#### DIRECTIONS FOR THIS TASK:
What is the number of lines in these entries that include "exprimée"? Write that number and no other text.

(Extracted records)
══════

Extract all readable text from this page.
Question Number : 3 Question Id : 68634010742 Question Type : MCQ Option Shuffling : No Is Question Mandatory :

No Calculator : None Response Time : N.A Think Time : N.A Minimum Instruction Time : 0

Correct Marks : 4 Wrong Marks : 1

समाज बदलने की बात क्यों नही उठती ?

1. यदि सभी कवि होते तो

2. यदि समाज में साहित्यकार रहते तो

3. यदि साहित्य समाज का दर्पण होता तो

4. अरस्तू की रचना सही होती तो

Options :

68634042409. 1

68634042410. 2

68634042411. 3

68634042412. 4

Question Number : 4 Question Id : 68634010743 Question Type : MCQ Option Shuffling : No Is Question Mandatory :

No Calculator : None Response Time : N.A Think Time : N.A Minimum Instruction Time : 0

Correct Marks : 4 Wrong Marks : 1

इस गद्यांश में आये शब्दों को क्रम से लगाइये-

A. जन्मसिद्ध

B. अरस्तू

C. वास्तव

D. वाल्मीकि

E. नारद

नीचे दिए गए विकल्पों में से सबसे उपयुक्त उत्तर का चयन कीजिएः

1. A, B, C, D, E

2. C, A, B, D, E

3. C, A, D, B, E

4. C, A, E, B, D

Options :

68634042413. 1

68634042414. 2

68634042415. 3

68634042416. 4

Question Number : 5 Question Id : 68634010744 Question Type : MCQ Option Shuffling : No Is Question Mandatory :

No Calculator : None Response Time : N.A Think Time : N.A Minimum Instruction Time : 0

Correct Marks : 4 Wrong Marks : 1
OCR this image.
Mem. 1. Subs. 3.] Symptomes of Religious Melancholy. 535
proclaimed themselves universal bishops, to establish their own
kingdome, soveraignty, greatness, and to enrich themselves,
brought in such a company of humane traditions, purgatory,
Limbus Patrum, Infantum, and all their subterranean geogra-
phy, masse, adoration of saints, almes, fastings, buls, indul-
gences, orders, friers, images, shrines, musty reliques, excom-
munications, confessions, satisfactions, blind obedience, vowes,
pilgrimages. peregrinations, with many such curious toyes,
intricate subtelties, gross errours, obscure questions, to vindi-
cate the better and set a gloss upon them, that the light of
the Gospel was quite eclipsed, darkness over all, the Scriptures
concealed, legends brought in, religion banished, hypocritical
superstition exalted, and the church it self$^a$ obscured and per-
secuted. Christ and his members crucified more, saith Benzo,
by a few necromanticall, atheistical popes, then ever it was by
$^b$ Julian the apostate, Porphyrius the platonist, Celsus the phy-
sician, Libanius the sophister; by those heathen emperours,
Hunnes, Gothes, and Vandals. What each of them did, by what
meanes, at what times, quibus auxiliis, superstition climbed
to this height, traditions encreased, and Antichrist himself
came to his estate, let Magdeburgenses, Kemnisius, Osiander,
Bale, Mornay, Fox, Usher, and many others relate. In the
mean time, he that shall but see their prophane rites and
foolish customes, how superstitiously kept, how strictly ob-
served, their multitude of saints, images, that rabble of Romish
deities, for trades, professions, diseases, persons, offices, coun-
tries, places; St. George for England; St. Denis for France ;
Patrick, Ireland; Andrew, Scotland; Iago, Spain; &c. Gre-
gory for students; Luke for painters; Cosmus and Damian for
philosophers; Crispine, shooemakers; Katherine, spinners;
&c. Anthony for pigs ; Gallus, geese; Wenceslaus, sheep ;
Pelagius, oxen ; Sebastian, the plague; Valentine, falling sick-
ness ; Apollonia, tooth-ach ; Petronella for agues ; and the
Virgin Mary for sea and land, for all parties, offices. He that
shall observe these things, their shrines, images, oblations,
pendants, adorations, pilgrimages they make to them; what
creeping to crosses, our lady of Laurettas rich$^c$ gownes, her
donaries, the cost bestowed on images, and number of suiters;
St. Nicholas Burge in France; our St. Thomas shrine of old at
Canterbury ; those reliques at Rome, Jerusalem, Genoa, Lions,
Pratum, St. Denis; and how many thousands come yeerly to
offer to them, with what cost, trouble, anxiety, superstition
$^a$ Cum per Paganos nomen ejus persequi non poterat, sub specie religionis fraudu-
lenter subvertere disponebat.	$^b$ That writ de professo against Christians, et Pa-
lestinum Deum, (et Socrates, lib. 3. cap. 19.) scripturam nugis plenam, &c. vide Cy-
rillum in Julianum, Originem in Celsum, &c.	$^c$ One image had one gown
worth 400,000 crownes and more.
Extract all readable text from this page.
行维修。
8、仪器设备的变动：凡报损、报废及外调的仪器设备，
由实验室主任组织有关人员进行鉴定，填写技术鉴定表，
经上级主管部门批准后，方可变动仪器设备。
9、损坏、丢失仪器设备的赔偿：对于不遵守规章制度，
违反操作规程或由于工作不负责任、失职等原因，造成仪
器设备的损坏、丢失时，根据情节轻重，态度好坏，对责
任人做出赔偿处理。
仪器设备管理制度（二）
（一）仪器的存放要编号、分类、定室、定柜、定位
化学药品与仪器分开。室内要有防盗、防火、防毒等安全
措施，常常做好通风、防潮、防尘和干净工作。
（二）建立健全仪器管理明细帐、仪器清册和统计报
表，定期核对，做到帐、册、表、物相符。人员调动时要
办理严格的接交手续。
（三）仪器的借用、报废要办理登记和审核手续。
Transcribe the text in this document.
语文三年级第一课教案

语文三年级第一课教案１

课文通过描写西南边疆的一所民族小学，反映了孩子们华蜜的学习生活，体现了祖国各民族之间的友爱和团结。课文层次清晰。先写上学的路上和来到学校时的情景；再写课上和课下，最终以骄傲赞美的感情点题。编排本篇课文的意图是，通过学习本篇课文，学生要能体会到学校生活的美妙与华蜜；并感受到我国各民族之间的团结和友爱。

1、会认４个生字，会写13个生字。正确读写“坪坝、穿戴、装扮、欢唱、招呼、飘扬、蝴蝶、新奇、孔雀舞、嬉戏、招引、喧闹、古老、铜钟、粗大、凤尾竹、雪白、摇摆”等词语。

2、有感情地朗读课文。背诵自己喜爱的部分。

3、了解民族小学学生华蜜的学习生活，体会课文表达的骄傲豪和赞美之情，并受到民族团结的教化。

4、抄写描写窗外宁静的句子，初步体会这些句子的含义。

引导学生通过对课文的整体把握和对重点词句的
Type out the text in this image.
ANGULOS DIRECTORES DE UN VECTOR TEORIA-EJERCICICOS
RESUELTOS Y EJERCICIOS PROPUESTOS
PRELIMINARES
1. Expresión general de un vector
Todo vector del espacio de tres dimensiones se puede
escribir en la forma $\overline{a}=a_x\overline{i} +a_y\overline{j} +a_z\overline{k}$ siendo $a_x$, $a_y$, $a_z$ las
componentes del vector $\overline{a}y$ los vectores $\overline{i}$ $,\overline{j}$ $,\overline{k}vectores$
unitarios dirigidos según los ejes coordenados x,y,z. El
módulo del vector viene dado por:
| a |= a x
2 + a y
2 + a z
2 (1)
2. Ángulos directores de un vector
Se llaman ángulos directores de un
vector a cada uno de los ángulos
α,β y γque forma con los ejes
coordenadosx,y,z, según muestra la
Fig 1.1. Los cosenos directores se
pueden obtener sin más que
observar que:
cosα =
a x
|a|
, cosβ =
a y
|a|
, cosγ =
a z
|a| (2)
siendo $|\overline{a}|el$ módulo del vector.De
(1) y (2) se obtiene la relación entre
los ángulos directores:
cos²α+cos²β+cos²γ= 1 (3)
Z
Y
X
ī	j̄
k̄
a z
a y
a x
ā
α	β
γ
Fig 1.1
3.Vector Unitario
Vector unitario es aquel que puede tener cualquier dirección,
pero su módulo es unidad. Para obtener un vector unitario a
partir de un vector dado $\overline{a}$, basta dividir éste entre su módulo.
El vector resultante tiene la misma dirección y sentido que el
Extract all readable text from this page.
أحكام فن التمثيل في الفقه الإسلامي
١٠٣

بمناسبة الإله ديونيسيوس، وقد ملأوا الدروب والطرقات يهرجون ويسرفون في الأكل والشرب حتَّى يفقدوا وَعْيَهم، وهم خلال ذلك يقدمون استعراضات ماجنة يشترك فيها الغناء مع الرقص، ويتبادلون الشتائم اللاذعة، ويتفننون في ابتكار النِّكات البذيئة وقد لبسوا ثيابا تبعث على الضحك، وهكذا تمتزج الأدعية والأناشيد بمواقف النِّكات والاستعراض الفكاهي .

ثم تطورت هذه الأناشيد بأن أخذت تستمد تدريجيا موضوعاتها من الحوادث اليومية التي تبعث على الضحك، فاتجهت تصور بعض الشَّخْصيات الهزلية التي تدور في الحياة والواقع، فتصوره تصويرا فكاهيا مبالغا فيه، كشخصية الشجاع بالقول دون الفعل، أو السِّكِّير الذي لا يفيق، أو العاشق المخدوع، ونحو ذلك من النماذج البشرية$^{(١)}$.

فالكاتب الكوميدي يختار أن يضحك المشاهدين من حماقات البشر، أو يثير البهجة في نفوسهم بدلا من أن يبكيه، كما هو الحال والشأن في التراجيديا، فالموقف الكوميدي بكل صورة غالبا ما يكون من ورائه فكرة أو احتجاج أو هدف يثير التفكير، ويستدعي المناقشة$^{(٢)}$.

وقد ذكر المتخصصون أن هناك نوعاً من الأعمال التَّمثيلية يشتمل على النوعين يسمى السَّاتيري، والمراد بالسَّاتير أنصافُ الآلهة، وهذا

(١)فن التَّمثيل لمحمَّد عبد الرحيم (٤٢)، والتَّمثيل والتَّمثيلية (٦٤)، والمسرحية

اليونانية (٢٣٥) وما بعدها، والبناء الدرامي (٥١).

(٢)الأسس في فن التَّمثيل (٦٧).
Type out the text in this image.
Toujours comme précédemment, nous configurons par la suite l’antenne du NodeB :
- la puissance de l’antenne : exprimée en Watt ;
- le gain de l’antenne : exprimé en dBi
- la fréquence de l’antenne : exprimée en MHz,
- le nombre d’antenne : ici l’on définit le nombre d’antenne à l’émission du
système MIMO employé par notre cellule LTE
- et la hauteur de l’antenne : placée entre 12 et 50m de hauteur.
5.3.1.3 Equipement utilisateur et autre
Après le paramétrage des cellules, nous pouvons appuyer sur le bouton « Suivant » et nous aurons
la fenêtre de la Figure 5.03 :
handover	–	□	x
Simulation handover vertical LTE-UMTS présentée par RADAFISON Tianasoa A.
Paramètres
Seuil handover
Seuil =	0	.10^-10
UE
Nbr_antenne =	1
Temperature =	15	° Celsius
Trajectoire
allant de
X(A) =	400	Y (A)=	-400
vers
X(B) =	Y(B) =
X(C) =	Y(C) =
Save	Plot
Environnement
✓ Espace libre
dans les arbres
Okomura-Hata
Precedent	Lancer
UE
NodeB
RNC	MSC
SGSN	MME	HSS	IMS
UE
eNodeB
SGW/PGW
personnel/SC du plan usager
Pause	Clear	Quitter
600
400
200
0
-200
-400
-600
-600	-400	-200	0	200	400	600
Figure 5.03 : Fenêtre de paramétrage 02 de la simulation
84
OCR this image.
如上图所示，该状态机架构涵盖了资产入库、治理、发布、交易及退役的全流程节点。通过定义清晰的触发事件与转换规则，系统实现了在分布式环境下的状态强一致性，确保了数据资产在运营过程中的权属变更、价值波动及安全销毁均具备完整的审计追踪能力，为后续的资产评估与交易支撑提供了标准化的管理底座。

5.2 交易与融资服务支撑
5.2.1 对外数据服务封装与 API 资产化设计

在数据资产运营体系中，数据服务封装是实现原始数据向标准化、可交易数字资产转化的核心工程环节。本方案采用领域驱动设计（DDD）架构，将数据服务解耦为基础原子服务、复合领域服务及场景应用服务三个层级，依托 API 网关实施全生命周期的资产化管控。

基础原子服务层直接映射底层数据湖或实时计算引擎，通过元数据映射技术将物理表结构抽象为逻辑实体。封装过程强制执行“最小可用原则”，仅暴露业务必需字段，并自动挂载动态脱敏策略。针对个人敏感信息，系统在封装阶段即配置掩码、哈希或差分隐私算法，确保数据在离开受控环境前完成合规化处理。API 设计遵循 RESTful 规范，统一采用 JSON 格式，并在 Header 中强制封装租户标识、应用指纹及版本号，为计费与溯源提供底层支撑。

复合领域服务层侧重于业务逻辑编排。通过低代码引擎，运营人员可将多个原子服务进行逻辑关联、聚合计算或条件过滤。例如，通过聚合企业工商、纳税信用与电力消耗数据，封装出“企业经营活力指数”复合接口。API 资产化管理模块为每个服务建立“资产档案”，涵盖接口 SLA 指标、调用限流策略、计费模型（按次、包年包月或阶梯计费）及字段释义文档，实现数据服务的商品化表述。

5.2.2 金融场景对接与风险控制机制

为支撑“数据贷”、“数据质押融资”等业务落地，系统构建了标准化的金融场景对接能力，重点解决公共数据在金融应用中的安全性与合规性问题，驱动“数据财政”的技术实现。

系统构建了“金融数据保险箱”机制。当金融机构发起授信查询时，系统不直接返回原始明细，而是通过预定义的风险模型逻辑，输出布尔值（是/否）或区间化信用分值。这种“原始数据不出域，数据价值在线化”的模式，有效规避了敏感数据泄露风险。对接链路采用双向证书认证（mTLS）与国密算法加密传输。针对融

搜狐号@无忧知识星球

══════

#### THE ANSWER:
2